» WHAT THE TASK ASKS
Every line of the material below should be repeated exactly.

» EXERCISE INPUTS
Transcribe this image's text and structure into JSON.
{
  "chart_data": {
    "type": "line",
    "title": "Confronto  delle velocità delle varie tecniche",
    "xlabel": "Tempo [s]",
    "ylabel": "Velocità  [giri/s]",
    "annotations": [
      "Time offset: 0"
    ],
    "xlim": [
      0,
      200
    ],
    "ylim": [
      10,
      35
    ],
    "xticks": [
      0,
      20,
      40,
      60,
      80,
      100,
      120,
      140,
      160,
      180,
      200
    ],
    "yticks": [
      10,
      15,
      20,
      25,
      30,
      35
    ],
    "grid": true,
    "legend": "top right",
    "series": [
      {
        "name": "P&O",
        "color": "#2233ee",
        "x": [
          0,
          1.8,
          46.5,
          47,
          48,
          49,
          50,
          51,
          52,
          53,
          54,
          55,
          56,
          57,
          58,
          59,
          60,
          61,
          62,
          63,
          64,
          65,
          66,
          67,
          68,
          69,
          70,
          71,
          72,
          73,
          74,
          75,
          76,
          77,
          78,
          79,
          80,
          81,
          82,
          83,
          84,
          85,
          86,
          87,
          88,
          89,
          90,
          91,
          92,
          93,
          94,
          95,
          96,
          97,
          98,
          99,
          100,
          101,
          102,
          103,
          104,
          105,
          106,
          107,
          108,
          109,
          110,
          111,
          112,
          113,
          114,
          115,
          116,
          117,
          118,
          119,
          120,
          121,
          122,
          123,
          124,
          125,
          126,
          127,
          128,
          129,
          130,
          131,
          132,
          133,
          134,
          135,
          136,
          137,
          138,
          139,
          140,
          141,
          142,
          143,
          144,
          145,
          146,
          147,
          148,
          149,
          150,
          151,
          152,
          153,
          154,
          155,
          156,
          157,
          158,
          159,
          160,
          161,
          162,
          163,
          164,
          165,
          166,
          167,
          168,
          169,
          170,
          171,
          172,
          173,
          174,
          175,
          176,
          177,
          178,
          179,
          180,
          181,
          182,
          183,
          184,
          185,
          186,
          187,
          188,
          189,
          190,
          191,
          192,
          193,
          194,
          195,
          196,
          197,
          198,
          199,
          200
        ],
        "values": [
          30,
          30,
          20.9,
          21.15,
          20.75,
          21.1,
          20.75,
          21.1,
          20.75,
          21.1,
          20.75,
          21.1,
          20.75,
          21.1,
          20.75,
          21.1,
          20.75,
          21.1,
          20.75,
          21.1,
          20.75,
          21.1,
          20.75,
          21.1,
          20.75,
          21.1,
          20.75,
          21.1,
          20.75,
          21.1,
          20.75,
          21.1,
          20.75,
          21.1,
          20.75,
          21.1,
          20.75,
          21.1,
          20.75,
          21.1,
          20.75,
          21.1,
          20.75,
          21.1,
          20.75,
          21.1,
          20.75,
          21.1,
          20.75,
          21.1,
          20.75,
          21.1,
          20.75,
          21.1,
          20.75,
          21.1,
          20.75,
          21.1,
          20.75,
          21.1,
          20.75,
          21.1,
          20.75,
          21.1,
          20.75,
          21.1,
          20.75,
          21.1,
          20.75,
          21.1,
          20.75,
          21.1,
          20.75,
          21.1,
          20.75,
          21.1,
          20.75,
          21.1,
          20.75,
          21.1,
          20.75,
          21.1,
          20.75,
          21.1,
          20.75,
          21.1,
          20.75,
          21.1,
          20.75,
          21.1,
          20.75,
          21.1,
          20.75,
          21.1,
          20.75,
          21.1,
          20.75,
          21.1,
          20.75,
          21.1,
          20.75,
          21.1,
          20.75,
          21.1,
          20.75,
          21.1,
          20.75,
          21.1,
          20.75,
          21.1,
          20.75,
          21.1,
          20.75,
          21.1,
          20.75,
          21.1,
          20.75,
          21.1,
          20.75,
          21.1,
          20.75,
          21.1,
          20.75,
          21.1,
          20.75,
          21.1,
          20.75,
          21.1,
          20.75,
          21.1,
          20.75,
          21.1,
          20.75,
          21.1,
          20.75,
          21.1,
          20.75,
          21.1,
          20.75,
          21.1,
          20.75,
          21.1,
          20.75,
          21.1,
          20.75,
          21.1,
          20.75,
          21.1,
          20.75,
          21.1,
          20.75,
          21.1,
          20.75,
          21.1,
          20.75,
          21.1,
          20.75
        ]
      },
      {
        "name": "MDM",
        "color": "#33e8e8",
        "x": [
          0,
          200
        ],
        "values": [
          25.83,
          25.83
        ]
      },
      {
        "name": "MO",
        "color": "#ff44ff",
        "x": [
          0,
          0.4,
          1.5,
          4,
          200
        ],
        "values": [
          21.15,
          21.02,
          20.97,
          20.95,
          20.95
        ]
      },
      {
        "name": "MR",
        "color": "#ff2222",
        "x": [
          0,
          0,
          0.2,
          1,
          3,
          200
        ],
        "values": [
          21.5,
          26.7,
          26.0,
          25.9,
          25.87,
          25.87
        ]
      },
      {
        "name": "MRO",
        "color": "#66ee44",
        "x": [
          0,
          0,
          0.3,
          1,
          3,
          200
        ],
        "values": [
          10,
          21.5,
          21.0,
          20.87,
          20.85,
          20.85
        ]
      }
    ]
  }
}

» RESULT OF THIS EXERCISE
Transcribe this image's text and structure into JSON.
{
  "chart_data": {
    "type": "line",
    "title": "Confronto  delle velocità delle varie tecniche",
    "xlabel": "Tempo [s]",
    "ylabel": "Velocità  [giri/s]",
    "annotations": [
      "Time offset: 0"
    ],
    "xlim": [
      0,
      200
    ],
    "ylim": [
      10,
      35
    ],
    "xticks": [
      0,
      20,
      40,
      60,
      80,
      100,
      120,
      140,
      160,
      180,
      200
    ],
    "yticks": [
      10,
      15,
      20,
      25,
      30,
      35
    ],
    "grid": true,
    "legend": "top right",
    "series": [
      {
        "name": "P&O",
        "color": "#2233ee",
        "x": [
          0,
          1.8,
          46.5,
          47,
          48,
          49,
          50,
          51,
          52,
          53,
          54,
          55,
          56,
          57,
          58,
          59,
          60,
          61,
          62,
          63,
          64,
          65,
          66,
          67,
          68,
          69,
          70,
          71,
          72,
          73,
          74,
          75,
          76,
          77,
          78,
          79,
          80,
          81,
          82,
          83,
          84,
          85,
          86,
          87,
          88,
          89,
          90,
          91,
          92,
          93,
          94,
          95,
          96,
          97,
          98,
          99,
          100,
          101,
          102,
          103,
          104,
          105,
          106,
          107,
          108,
          109,
          110,
          111,
          112,
          113,
          114,
          115,
          116,
          117,
          118,
          119,
          120,
          121,
          122,
          123,
          124,
          125,
          126,
          127,
          128,
          129,
          130,
          131,
          132,
          133,
          134,
          135,
          136,
          137,
          138,
          139,
          140,
          141,
          142,
          143,
          144,
          145,
          146,
          147,
          148,
          149,
          150,
          151,
          152,
          153,
          154,
          155,
          156,
          157,
          158,
          159,
          160,
          161,
          162,
          163,
          164,
          165,
          166,
          167,
          168,
          169,
          170,
          171,
          172,
          173,
          174,
          175,
          176,
          177,
          178,
          179,
          180,
          181,
          182,
          183,
          184,
          185,
          186,
          187,
          188,
          189,
          190,
          191,
          192,
          193,
          194,
          195,
          196,
          197,
          198,
          199,
          200
        ],
        "values": [
          30,
          30,
          20.9,
          21.15,
          20.75,
          21.1,
          20.75,
          21.1,
          20.75,
          21.1,
          20.75,
          21.1,
          20.75,
          21.1,
          20.75,
          21.1,
          20.75,
          21.1,
          20.75,
          21.1,
          20.75,
          21.1,
          20.75,
          21.1,
          20.75,
          21.1,
          20.75,
          21.1,
          20.75,
          21.1,
          20.75,
          21.1,
          20.75,
          21.1,
          20.75,
          21.1,
          20.75,
          21.1,
          20.75,
          21.1,
          20.75,
          21.1,
          20.75,
          21.1,
          20.75,
          21.1,
          20.75,
          21.1,
          20.75,
          21.1,
          20.75,
          21.1,
          20.75,
          21.1,
          20.75,
          21.1,
          20.75,
          21.1,
          20.75,
          21.1,
          20.75,
          21.1,
          20.75,
          21.1,
          20.75,
          21.1,
          20.75,
          21.1,
          20.75,
          21.1,
          20.75,
          21.1,
          20.75,
          21.1,
          20.75,
          21.1,
          20.75,
          21.1,
          20.75,
          21.1,
          20.75,
          21.1,
          20.75,
          21.1,
          20.75,
          21.1,
          20.75,
          21.1,
          20.75,
          21.1,
          20.75,
          21.1,
          20.75,
          21.1,
          20.75,
          21.1,
          20.75,
          21.1,
          20.75,
          21.1,
          20.75,
          21.1,
          20.75,
          21.1,
          20.75,
          21.1,
          20.75,
          21.1,
          20.75,
          21.1,
          20.75,
          21.1,
          20.75,
          21.1,
          20.75,
          21.1,
          20.75,
          21.1,
          20.75,
          21.1,
          20.75,
          21.1,
          20.75,
          21.1,
          20.75,
          21.1,
          20.75,
          21.1,
          20.75,
          21.1,
          20.75,
          21.1,
          20.75,
          21.1,
          20.75,
          21.1,
          20.75,
          21.1,
          20.75,
          21.1,
          20.75,
          21.1,
          20.75,
          21.1,
          20.75,
          21.1,
          20.75,
          21.1,
          20.75,
          21.1,
          20.75,
          21.1,
          20.75,
          21.1,
          20.75,
          21.1,
          20.75
        ]
      },
      {
        "name": "MDM",
        "color": "#33e8e8",
        "x": [
          0,
          200
        ],
        "values": [
          25.83,
          25.83
        ]
      },
      {
        "name": "MO",
        "color": "#ff44ff",
        "x": [
          0,
          0.4,
          1.5,
          4,
          200
        ],
        "values": [
          21.15,
          21.02,
          20.97,
          20.95,
          20.95
        ]
      },
      {
        "name": "MR",
        "color": "#ff2222",
        "x": [
          0,
          0,
          0.2,
          1,
          3,
          200
        ],
        "values": [
          21.5,
          26.7,
          26.0,
          25.9,
          25.87,
          25.87
        ]
      },
      {
        "name": "MRO",
        "color": "#66ee44",
        "x": [
          0,
          0,
          0.3,
          1,
          3,
          200
        ],
        "values": [
          10,
          21.5,
          21.0,
          20.87,
          20.85,
          20.85
        ]
      }
    ]
  }
}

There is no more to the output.